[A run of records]

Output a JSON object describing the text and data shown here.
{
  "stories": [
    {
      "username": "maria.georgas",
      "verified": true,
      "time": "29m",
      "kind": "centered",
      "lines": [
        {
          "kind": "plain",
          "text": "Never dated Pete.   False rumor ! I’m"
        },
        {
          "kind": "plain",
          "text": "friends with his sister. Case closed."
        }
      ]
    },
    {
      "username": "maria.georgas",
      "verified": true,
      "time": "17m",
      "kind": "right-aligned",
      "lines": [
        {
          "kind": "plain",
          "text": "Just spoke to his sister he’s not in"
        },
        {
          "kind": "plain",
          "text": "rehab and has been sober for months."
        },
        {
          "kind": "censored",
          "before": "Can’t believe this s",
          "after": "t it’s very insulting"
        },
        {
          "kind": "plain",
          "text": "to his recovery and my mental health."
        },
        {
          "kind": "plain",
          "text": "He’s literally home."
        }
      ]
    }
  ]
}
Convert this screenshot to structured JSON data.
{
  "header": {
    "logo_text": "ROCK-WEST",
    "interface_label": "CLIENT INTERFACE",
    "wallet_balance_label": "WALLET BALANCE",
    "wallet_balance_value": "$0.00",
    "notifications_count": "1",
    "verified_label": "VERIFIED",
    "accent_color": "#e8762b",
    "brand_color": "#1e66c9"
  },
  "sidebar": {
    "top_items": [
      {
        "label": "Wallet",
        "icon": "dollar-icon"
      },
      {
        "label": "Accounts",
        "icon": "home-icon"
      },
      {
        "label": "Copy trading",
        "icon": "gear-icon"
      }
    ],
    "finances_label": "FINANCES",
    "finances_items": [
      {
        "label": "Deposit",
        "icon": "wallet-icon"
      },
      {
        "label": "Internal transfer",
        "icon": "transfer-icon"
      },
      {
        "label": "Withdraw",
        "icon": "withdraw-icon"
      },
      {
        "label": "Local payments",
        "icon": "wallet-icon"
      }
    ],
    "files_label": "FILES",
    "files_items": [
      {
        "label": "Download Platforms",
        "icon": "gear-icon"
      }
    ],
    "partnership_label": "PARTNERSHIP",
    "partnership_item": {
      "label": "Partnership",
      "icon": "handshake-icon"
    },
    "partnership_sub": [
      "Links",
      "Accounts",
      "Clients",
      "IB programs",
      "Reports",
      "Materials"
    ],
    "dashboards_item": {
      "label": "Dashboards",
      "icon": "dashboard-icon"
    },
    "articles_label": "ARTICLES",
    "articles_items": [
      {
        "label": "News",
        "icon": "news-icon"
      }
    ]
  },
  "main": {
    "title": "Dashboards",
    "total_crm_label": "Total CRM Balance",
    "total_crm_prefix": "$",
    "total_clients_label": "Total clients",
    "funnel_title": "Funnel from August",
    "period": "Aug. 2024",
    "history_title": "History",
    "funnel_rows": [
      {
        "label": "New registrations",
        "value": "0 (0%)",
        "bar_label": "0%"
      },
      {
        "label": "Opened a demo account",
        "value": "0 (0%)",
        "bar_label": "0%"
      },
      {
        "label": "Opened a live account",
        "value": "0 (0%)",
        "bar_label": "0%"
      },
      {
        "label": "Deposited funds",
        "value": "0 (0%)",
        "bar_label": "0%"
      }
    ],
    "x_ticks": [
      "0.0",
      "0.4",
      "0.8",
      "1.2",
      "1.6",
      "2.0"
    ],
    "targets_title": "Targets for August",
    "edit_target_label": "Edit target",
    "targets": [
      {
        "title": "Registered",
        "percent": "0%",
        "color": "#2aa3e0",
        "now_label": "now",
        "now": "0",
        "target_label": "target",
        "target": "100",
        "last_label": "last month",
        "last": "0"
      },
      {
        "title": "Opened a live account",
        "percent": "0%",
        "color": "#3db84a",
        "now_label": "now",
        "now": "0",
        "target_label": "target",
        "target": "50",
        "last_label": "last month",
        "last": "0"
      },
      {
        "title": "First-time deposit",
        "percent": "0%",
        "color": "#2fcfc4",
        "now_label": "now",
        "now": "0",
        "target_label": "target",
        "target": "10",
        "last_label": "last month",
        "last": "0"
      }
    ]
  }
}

_To do:_ Provide solely the number of lines in the data that include the word "live".

_Task answer:_ 2